> **Stated exercise**
The records below should be written out again, exactly.

> **Dataset**
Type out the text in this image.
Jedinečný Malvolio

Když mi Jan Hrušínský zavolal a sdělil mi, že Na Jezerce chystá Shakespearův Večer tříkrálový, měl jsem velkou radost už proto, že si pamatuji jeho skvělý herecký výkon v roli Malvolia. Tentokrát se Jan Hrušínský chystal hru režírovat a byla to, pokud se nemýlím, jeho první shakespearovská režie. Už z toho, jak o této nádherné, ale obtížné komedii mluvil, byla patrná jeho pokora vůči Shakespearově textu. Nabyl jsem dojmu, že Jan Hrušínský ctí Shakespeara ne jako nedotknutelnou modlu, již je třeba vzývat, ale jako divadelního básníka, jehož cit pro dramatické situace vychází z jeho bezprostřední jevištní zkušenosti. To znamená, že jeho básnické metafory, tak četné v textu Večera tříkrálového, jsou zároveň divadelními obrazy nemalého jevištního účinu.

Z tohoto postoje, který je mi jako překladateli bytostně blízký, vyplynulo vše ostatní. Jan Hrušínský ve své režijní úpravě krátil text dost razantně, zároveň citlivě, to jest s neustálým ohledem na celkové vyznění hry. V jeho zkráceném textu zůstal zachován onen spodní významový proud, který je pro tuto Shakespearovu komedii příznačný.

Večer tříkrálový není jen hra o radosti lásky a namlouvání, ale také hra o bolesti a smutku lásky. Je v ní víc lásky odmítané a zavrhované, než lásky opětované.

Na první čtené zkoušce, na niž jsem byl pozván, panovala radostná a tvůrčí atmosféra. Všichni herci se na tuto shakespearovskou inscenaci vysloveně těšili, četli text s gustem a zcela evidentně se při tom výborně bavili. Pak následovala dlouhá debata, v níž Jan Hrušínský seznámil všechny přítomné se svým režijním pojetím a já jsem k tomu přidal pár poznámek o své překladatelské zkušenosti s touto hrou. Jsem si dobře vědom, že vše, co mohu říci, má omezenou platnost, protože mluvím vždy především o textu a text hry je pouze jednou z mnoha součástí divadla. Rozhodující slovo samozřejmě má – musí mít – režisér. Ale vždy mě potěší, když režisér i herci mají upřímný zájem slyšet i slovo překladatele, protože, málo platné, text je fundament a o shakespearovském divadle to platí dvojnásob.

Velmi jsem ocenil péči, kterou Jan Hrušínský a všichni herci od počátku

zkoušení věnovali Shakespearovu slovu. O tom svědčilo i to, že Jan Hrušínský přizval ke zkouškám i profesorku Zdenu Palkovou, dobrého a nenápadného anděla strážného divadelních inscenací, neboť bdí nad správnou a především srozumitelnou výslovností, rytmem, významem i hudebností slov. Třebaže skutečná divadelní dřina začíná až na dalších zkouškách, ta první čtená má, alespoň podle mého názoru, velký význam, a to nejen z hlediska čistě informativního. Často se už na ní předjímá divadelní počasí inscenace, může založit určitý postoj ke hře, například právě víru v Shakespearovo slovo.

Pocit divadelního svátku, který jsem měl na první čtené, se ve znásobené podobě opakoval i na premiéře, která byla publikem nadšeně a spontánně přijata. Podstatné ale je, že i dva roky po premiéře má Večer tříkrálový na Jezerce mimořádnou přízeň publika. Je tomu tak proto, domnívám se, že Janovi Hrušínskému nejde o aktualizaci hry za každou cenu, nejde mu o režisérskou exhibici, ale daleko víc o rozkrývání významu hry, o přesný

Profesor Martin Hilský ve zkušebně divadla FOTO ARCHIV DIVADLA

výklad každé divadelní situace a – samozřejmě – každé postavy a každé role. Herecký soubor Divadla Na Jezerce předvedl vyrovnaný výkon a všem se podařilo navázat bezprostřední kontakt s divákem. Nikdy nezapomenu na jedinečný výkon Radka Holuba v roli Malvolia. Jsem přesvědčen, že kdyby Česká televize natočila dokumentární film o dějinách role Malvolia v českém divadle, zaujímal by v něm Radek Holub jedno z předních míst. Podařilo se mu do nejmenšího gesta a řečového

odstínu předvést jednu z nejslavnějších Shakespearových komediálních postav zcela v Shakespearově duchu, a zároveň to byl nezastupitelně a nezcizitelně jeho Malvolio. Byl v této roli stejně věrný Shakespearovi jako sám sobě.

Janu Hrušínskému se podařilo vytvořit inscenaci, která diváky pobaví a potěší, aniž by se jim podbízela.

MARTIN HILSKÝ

> **Solution**
Type out the text in this image.
Jedinečný Malvolio

Když mi Jan Hrušínský zavolal a sdělil mi, že Na Jezerce chystá Shakespearův Večer tříkrálový, měl jsem velkou radost už proto, že si pamatuji jeho skvělý herecký výkon v roli Malvolia. Tentokrát se Jan Hrušínský chystal hru režírovat a byla to, pokud se nemýlím, jeho první shakespearovská režie. Už z toho, jak o této nádherné, ale obtížné komedii mluvil, byla patrná jeho pokora vůči Shakespearově textu. Nabyl jsem dojmu, že Jan Hrušínský ctí Shakespeara ne jako nedotknutelnou modlu, již je třeba vzývat, ale jako divadelního básníka, jehož cit pro dramatické situace vychází z jeho bezprostřední jevištní zkušenosti. To znamená, že jeho básnické metafory, tak četné v textu Večera tříkrálového, jsou zároveň divadelními obrazy nemalého jevištního účinu.

Z tohoto postoje, který je mi jako překladateli bytostně blízký, vyplynulo vše ostatní. Jan Hrušínský ve své režijní úpravě krátil text dost razantně, zároveň citlivě, to jest s neustálým ohledem na celkové vyznění hry. V jeho zkráceném textu zůstal zachován onen spodní významový proud, který je pro tuto Shakespearovu komedii příznačný.

Večer tříkrálový není jen hra o radosti lásky a namlouvání, ale také hra o bolesti a smutku lásky. Je v ní víc lásky odmítané a zavrhované, než lásky opětované.

Na první čtené zkoušce, na niž jsem byl pozván, panovala radostná a tvůrčí atmosféra. Všichni herci se na tuto shakespearovskou inscenaci vysloveně těšili, četli text s gustem a zcela evidentně se při tom výborně bavili. Pak následovala dlouhá debata, v níž Jan Hrušínský seznámil všechny přítomné se svým režijním pojetím a já jsem k tomu přidal pár poznámek o své překladatelské zkušenosti s touto hrou. Jsem si dobře vědom, že vše, co mohu říci, má omezenou platnost, protože mluvím vždy především o textu a text hry je pouze jednou z mnoha součástí divadla. Rozhodující slovo samozřejmě má – musí mít – režisér. Ale vždy mě potěší, když režisér i herci mají upřímný zájem slyšet i slovo překladatele, protože, málo platné, text je fundament a o shakespearovském divadle to platí dvojnásob.

Velmi jsem ocenil péči, kterou Jan Hrušínský a všichni herci od počátku

zkoušení věnovali Shakespearovu slovu. O tom svědčilo i to, že Jan Hrušínský přizval ke zkouškám i profesorku Zdenu Palkovou, dobrého a nenápadného anděla strážného divadelních inscenací, neboť bdí nad správnou a především srozumitelnou výslovností, rytmem, významem i hudebností slov. Třebaže skutečná divadelní dřina začíná až na dalších zkouškách, ta první čtená má, alespoň podle mého názoru, velký význam, a to nejen z hlediska čistě informativního. Často se už na ní předjímá divadelní počasí inscenace, může založit určitý postoj ke hře, například právě víru v Shakespearovo slovo.

Pocit divadelního svátku, který jsem měl na první čtené, se ve znásobené podobě opakoval i na premiéře, která byla publikem nadšeně a spontánně přijata. Podstatné ale je, že i dva roky po premiéře má Večer tříkrálový na Jezerce mimořádnou přízeň publika. Je tomu tak proto, domnívám se, že Janovi Hrušínskému nejde o aktualizaci hry za každou cenu, nejde mu o režisérskou exhibici, ale daleko víc o rozkrývání významu hry, o přesný

Profesor Martin Hilský ve zkušebně divadla FOTO ARCHIV DIVADLA

výklad každé divadelní situace a – samozřejmě – každé postavy a každé role. Herecký soubor Divadla Na Jezerce předvedl vyrovnaný výkon a všem se podařilo navázat bezprostřední kontakt s divákem. Nikdy nezapomenu na jedinečný výkon Radka Holuba v roli Malvolia. Jsem přesvědčen, že kdyby Česká televize natočila dokumentární film o dějinách role Malvolia v českém divadle, zaujímal by v něm Radek Holub jedno z předních míst. Podařilo se mu do nejmenšího gesta a řečového

odstínu předvést jednu z nejslavnějších Shakespearových komediálních postav zcela v Shakespearově duchu, a zároveň to byl nezastupitelně a nezcizitelně jeho Malvolio. Byl v této roli stejně věrný Shakespearovi jako sám sobě.

Janu Hrušínskému se podařilo vytvořit inscenaci, která diváky pobaví a potěší, aniž by se jim podbízela.

MARTIN HILSKÝ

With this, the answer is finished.